> [DATA EXTRACT]
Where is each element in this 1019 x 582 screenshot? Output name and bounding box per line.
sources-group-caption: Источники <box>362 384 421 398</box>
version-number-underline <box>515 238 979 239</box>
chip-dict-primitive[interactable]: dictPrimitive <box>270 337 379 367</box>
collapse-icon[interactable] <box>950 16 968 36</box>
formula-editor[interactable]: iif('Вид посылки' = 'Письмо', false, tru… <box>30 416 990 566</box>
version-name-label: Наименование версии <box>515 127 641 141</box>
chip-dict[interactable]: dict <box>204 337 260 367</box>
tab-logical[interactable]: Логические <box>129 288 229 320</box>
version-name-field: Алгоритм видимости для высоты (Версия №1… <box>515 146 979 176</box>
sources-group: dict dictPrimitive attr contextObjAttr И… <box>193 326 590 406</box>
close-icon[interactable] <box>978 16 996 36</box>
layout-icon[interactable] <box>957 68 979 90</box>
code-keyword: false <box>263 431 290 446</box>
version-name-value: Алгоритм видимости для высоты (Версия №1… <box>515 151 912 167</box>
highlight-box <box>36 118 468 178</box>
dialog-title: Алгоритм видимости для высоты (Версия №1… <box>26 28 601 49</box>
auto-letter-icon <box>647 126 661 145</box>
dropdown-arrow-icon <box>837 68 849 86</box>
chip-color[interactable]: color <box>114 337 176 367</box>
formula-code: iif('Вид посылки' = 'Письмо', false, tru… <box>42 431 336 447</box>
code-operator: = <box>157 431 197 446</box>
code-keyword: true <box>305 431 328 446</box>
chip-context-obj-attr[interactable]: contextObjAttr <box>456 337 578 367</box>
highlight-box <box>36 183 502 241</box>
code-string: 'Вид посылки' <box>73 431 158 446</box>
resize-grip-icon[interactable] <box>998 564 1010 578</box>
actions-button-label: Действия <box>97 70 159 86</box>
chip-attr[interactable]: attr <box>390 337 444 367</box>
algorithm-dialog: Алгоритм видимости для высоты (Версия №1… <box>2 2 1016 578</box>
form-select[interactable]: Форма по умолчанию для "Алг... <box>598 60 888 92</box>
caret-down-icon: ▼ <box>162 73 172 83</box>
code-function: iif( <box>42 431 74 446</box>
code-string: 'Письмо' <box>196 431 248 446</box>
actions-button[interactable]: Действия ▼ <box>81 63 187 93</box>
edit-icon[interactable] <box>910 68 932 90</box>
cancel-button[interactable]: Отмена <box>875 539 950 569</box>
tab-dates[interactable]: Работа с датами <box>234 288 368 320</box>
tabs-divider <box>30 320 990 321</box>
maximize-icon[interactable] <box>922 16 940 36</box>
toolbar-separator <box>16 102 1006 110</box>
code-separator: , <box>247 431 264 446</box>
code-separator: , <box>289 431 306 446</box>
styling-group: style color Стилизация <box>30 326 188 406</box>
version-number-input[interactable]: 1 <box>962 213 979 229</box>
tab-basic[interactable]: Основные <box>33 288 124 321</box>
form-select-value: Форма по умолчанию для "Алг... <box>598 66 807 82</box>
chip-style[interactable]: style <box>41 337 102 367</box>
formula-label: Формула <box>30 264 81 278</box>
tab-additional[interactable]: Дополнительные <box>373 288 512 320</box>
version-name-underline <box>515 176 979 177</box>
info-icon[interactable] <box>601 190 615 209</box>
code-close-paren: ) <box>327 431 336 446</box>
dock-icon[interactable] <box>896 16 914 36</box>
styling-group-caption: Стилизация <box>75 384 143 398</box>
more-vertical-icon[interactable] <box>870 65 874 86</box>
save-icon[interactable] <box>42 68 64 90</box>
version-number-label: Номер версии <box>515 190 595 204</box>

> [DIRECTIONS FOR THIS TASK] Extract the lines of the records from the very first line up to and including the line with "dialog-title: Алгоритм видимости", and reproduce each one unchanged.

> [EXERCISE RESPONSE]
Where is each element in this 1019 x 582 screenshot? Output name and bounding box per line.
sources-group-caption: Источники <box>362 384 421 398</box>
version-number-underline <box>515 238 979 239</box>
chip-dict-primitive[interactable]: dictPrimitive <box>270 337 379 367</box>
collapse-icon[interactable] <box>950 16 968 36</box>
formula-editor[interactable]: iif('Вид посылки' = 'Письмо', false, tru… <box>30 416 990 566</box>
version-name-label: Наименование версии <box>515 127 641 141</box>
chip-dict[interactable]: dict <box>204 337 260 367</box>
tab-logical[interactable]: Логические <box>129 288 229 320</box>
version-name-field: Алгоритм видимости для высоты (Версия №1… <box>515 146 979 176</box>
sources-group: dict dictPrimitive attr contextObjAttr И… <box>193 326 590 406</box>
close-icon[interactable] <box>978 16 996 36</box>
layout-icon[interactable] <box>957 68 979 90</box>
code-keyword: false <box>263 431 290 446</box>
version-name-value: Алгоритм видимости для высоты (Версия №1… <box>515 151 912 167</box>
highlight-box <box>36 118 468 178</box>
dialog-title: Алгоритм видимости для высоты (Версия №1… <box>26 28 601 49</box>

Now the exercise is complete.